Skip every picture, and copy exactly the lines from the one containing "Output the text content of this document." to the end of the data.

start GIVEN DATA

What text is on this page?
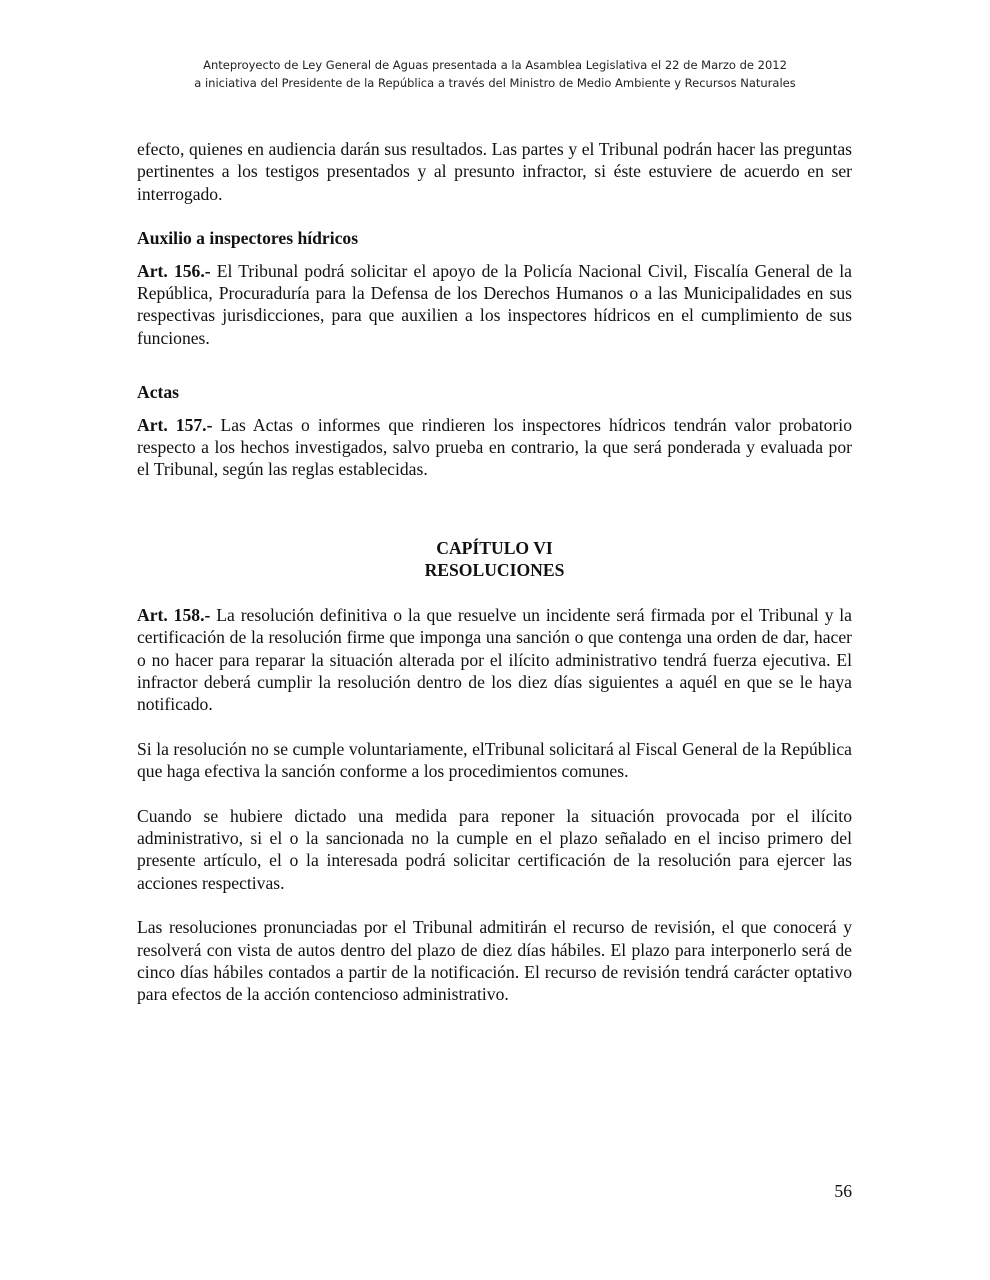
Anteproyecto de Ley General de Aguas presentada a la Asamblea Legislativa el 22 de Marzo de 2012
a iniciativa del Presidente de la República a través del Ministro de Medio Ambiente y Recursos Naturales

efecto, quienes en audiencia darán sus resultados. Las partes y el Tribunal podrán hacer las preguntas pertinentes a los testigos presentados y al presunto infractor, si éste estuviere de acuerdo en ser interrogado.

Auxilio a inspectores hídricos

Art. 156.- El Tribunal podrá solicitar el apoyo de la Policía Nacional Civil, Fiscalía General de la República, Procuraduría para la Defensa de los Derechos Humanos o a las Municipalidades en sus respectivas jurisdicciones, para que auxilien a los inspectores hídricos en el cumplimiento de sus funciones.

Actas

Art. 157.- Las Actas o informes que rindieren los inspectores hídricos tendrán valor probatorio respecto a los hechos investigados, salvo prueba en contrario, la que será ponderada y evaluada por el Tribunal, según las reglas establecidas.

CAPÍTULO VI

RESOLUCIONES

Art. 158.- La resolución definitiva o la que resuelve un incidente será firmada por el Tribunal y la certificación de la resolución firme que imponga una sanción o que contenga una orden de dar, hacer o no hacer para reparar la situación alterada por el ilícito administrativo tendrá fuerza ejecutiva. El infractor deberá cumplir la resolución dentro de los diez días siguientes a aquél en que se le haya notificado.

Si la resolución no se cumple voluntariamente, elTribunal solicitará al Fiscal General de la República que haga efectiva la sanción conforme a los procedimientos comunes.

Cuando se hubiere dictado una medida para reponer la situación provocada por el ilícito administrativo, si el o la sancionada no la cumple en el plazo señalado en el inciso primero del presente artículo, el o la interesada podrá solicitar certificación de la resolución para ejercer las acciones respectivas.

Las resoluciones pronunciadas por el Tribunal admitirán el recurso de revisión, el que conocerá y resolverá con vista de autos dentro del plazo de diez días hábiles. El plazo para interponerlo será de cinco días hábiles contados a partir de la notificación. El recurso de revisión tendrá carácter optativo para efectos de la acción contencioso administrativo.

56
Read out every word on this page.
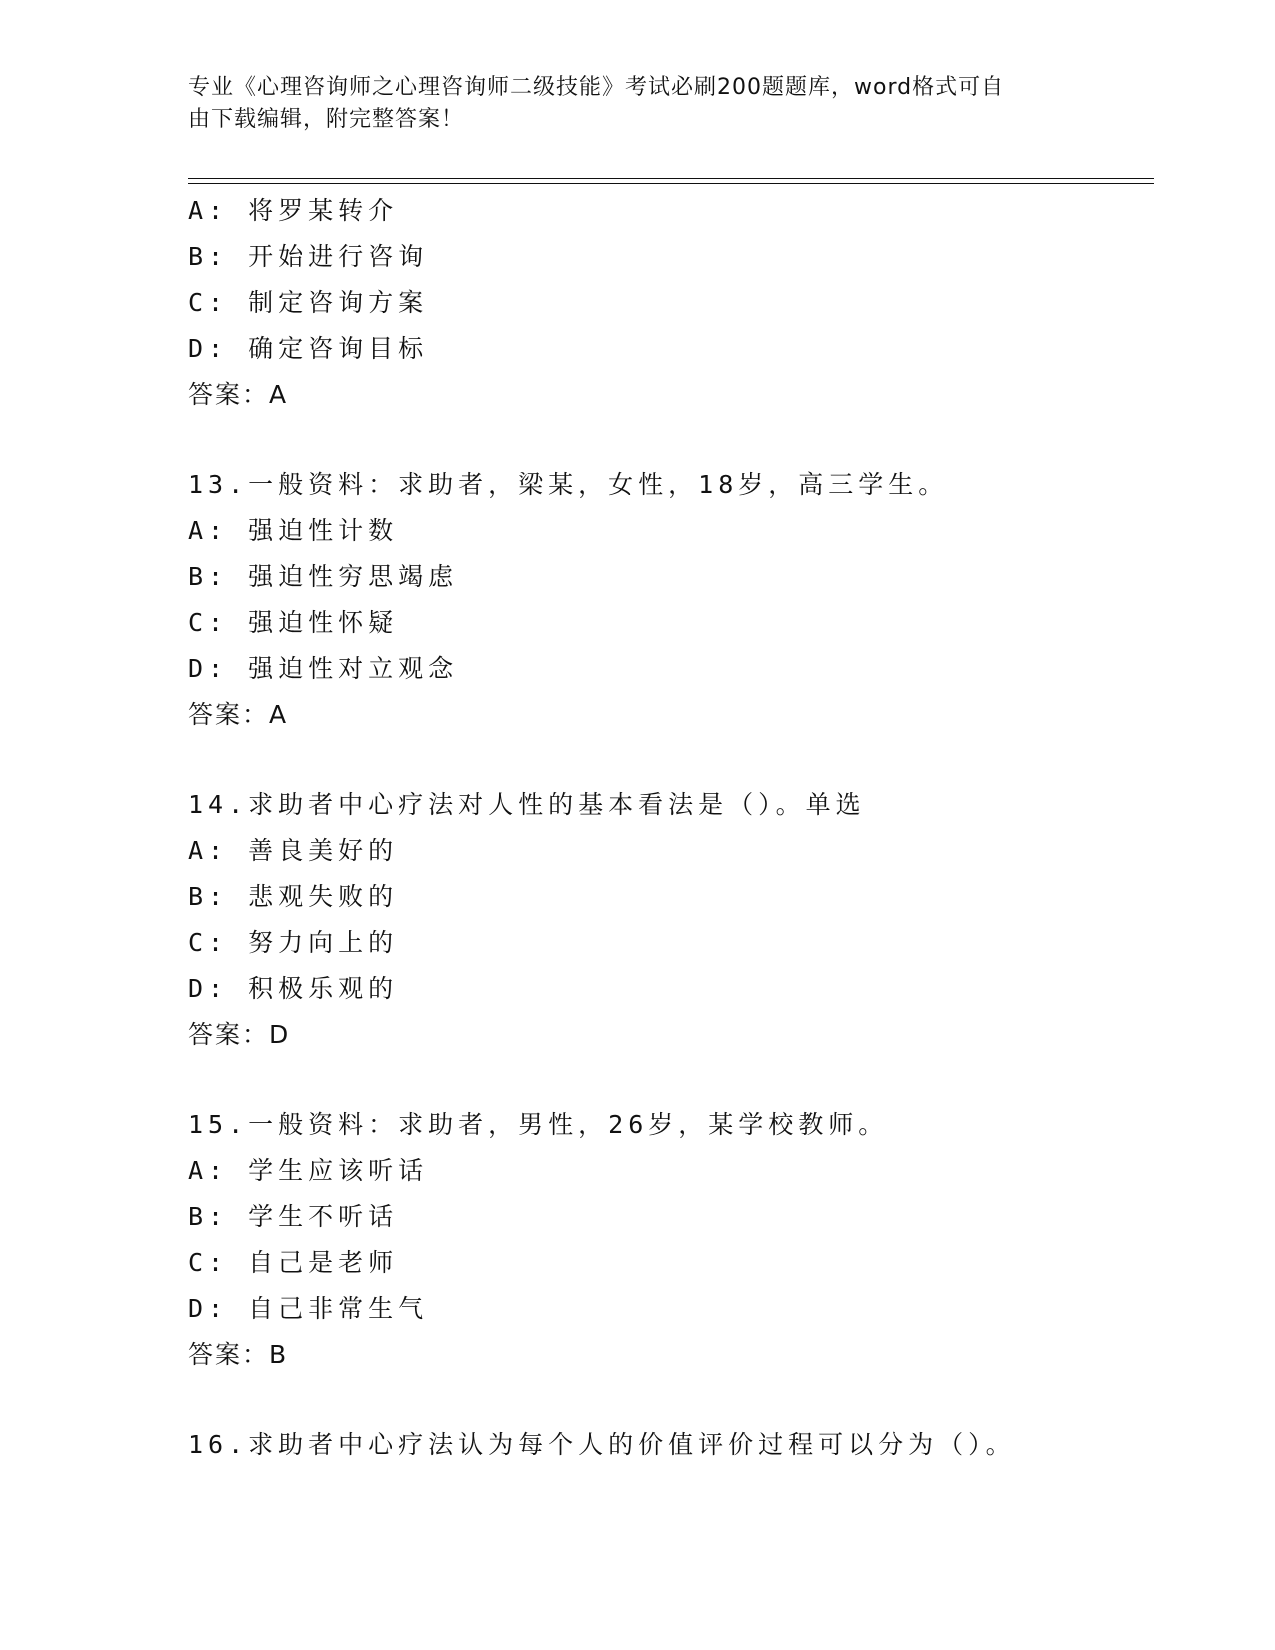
专业《心理咨询师之心理咨询师二级技能》考试必刷200题题库，word格式可自
由下载编辑，附完整答案！
A: 将罗某转介
B: 开始进行咨询
C: 制定咨询方案
D: 确定咨询目标
答案：A
13.一般资料：求助者，梁某，女性，18岁，高三学生。
A: 强迫性计数
B: 强迫性穷思竭虑
C: 强迫性怀疑
D: 强迫性对立观念
答案：A
14.求助者中心疗法对人性的基本看法是（）。单选
A: 善良美好的
B: 悲观失败的
C: 努力向上的
D: 积极乐观的
答案：D
15.一般资料：求助者，男性，26岁，某学校教师。
A: 学生应该听话
B: 学生不听话
C: 自己是老师
D: 自己非常生气
答案：B
16.求助者中心疗法认为每个人的价值评价过程可以分为（）。
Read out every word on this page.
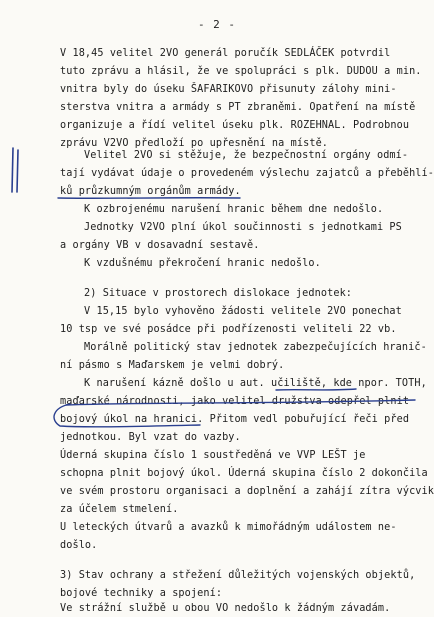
- 2 -
V 18,45 velitel 2VO generál poručík SEDLÁČEK potvrdil
tuto zprávu a hlásil, že ve spolupráci s plk. DUDOU a min.
vnitra byly do úseku ŠAFARIKOVO přisunuty zálohy mini-
sterstva vnitra a armády s PT zbraněmi. Opatření na místě
organizuje a řídí velitel úseku plk. ROZEHNAL. Podrobnou
zprávu V2VO předloží po upřesnění na místě.
Velitel 2VO si stěžuje, že bezpečnostní orgány odmí-
tají vydávat údaje o provedeném výslechu zajatců a přeběhlí-
ků průzkumným orgánům armády.
K ozbrojenému narušení hranic během dne nedošlo.
Jednotky V2VO plní úkol součinnosti s jednotkami PS
a orgány VB v dosavadní sestavě.
K vzdušnému překročení hranic nedošlo.
2) Situace v prostorech dislokace jednotek:
V 15,15 bylo vyhověno žádosti velitele 2VO ponechat
10 tsp ve své posádce při podřízenosti veliteli 22 vb.
Morálně politický stav jednotek zabezpečujících hranič-
ní pásmo s Maďarskem je velmi dobrý.
K narušení kázně došlo u aut. učiliště, kde npor. TOTH,
maďarské národnosti, jako velitel družstva odepřel plnit
bojový úkol na hranici. Přitom vedl pobuřující řeči před
jednotkou. Byl vzat do vazby.
Úderná skupina číslo 1 soustředěná ve VVP LEŠT je
schopna plnit bojový úkol. Úderná skupina číslo 2 dokončila
ve svém prostoru organisaci a doplnění a zahájí zítra výcvik
za účelem stmelení.
U leteckých útvarů a avazků k mimořádným událostem ne-
došlo.
3) Stav ochrany a střežení důležitých vojenských objektů,
bojové techniky a spojení:
Ve strážní službě u obou VO nedošlo k žádným závadám.
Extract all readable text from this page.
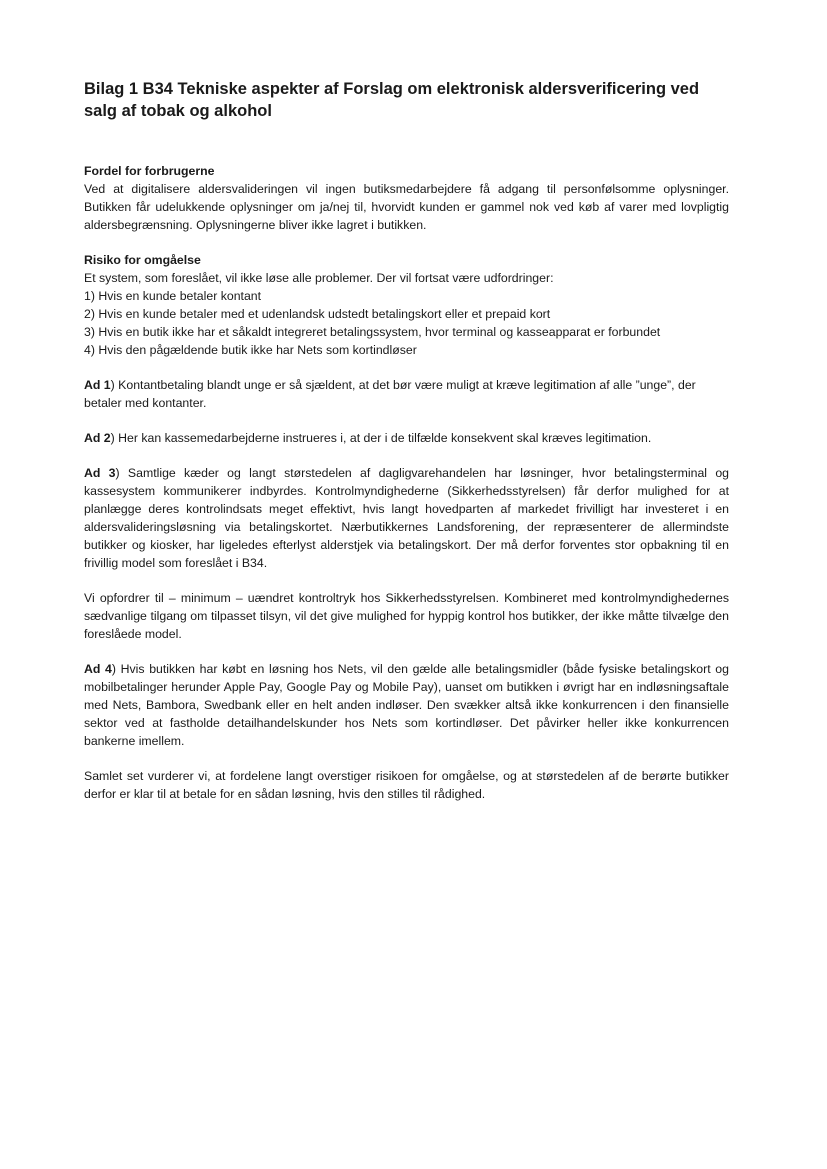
Bilag 1 B34 Tekniske aspekter af Forslag om elektronisk aldersverificering ved salg af tobak og alkohol
Fordel for forbrugerne

Ved at digitalisere aldersvalideringen vil ingen butiksmedarbejdere få adgang til personfølsomme oplysninger. Butikken får udelukkende oplysninger om ja/nej til, hvorvidt kunden er gammel nok ved køb af varer med lovpligtig aldersbegrænsning. Oplysningerne bliver ikke lagret i butikken.

Risiko for omgåelse
Et system, som foreslået, vil ikke løse alle problemer. Der vil fortsat være udfordringer:
1) Hvis en kunde betaler kontant
2) Hvis en kunde betaler med et udenlandsk udstedt betalingskort eller et prepaid kort
3) Hvis en butik ikke har et såkaldt integreret betalingssystem, hvor terminal og kasseapparat er forbundet
4) Hvis den pågældende butik ikke har Nets som kortindløser

Ad 1) Kontantbetaling blandt unge er så sjældent, at det bør være muligt at kræve legitimation af alle ”unge”, der betaler med kontanter.

Ad 2) Her kan kassemedarbejderne instrueres i, at der i de tilfælde konsekvent skal kræves legitimation.

Ad 3) Samtlige kæder og langt størstedelen af dagligvarehandelen har løsninger, hvor betalingsterminal og kassesystem kommunikerer indbyrdes. Kontrolmyndighederne (Sikkerhedsstyrelsen) får derfor mulighed for at planlægge deres kontrolindsats meget effektivt, hvis langt hovedparten af markedet frivilligt har investeret i en aldersvalideringsløsning via betalingskortet. Nærbutikkernes Landsforening, der repræsenterer de allermindste butikker og kiosker, har ligeledes efterlyst alderstjek via betalingskort. Der må derfor forventes stor opbakning til en frivillig model som foreslået i B34.

Vi opfordrer til – minimum – uændret kontroltryk hos Sikkerhedsstyrelsen. Kombineret med kontrolmyndighedernes sædvanlige tilgang om tilpasset tilsyn, vil det give mulighed for hyppig kontrol hos butikker, der ikke måtte tilvælge den foreslåede model.

Ad 4) Hvis butikken har købt en løsning hos Nets, vil den gælde alle betalingsmidler (både fysiske betalingskort og mobilbetalinger herunder Apple Pay, Google Pay og Mobile Pay), uanset om butikken i øvrigt har en indløsningsaftale med Nets, Bambora, Swedbank eller en helt anden indløser. Den svækker altså ikke konkurrencen i den finansielle sektor ved at fastholde detailhandelskunder hos Nets som kortindløser. Det påvirker heller ikke konkurrencen bankerne imellem.

Samlet set vurderer vi, at fordelene langt overstiger risikoen for omgåelse, og at størstedelen af de berørte butikker derfor er klar til at betale for en sådan løsning, hvis den stilles til rådighed.
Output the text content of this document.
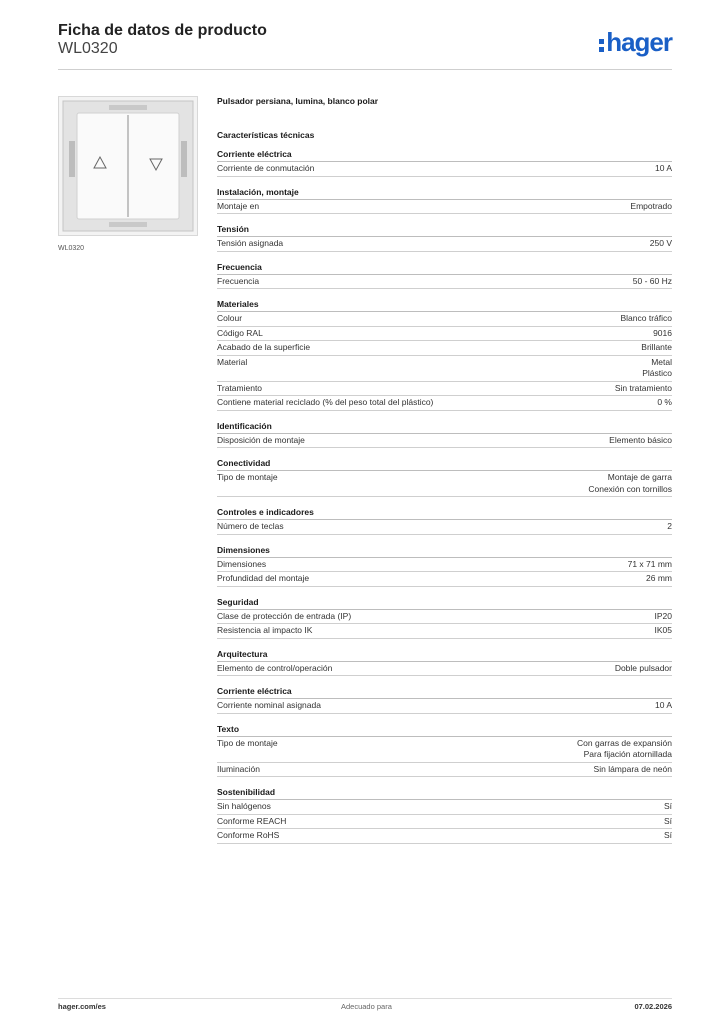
Ficha de datos de producto
WL0320	hager
WL0320
Pulsador persiana, lumina, blanco polar
Características técnicas
Corriente eléctrica
Corriente de conmutación	10 A
Instalación, montaje
Montaje en	Empotrado
Tensión
Tensión asignada	250 V
Frecuencia
Frecuencia	50 - 60 Hz
Materiales
Colour	Blanco tráfico
Código RAL	9016
Acabado de la superficie	Brillante
Material	Metal
Plástico
Tratamiento	Sin tratamiento
Contiene material reciclado (% del peso total del plástico)	0 %
Identificación
Disposición de montaje	Elemento básico
Conectividad
Tipo de montaje	Montaje de garra
Conexión con tornillos
Controles e indicadores
Número de teclas	2
Dimensiones
Dimensiones	71 x 71 mm
Profundidad del montaje	26 mm
Seguridad
Clase de protección de entrada (IP)	IP20
Resistencia al impacto IK	IK05
Arquitectura
Elemento de control/operación	Doble pulsador
Corriente eléctrica
Corriente nominal asignada	10 A
Texto
Tipo de montaje	Con garras de expansión
Para fijación atornillada
Iluminación	Sin lámpara de neón
Sostenibilidad
Sin halógenos	Sí
Conforme REACH	Sí
Conforme RoHS	Sí
hager.com/es	Adecuado para	07.02.2026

end GIVEN DATA

§ ANSWER:
Output the text content of this document.
Ficha de datos de producto
WL0320	hager
WL0320
Pulsador persiana, lumina, blanco polar
Características técnicas
Corriente eléctrica
Corriente de conmutación	10 A
Instalación, montaje
Montaje en	Empotrado
Tensión
Tensión asignada	250 V
Frecuencia
Frecuencia	50 - 60 Hz
Materiales
Colour	Blanco tráfico
Código RAL	9016
Acabado de la superficie	Brillante
Material	Metal
Plástico
Tratamiento	Sin tratamiento
Contiene material reciclado (% del peso total del plástico)	0 %
Identificación
Disposición de montaje	Elemento básico
Conectividad
Tipo de montaje	Montaje de garra
Conexión con tornillos
Controles e indicadores
Número de teclas	2
Dimensiones
Dimensiones	71 x 71 mm
Profundidad del montaje	26 mm
Seguridad
Clase de protección de entrada (IP)	IP20
Resistencia al impacto IK	IK05
Arquitectura
Elemento de control/operación	Doble pulsador
Corriente eléctrica
Corriente nominal asignada	10 A
Texto
Tipo de montaje	Con garras de expansión
Para fijación atornillada
Iluminación	Sin lámpara de neón
Sostenibilidad
Sin halógenos	Sí
Conforme REACH	Sí
Conforme RoHS	Sí
hager.com/es	Adecuado para	07.02.2026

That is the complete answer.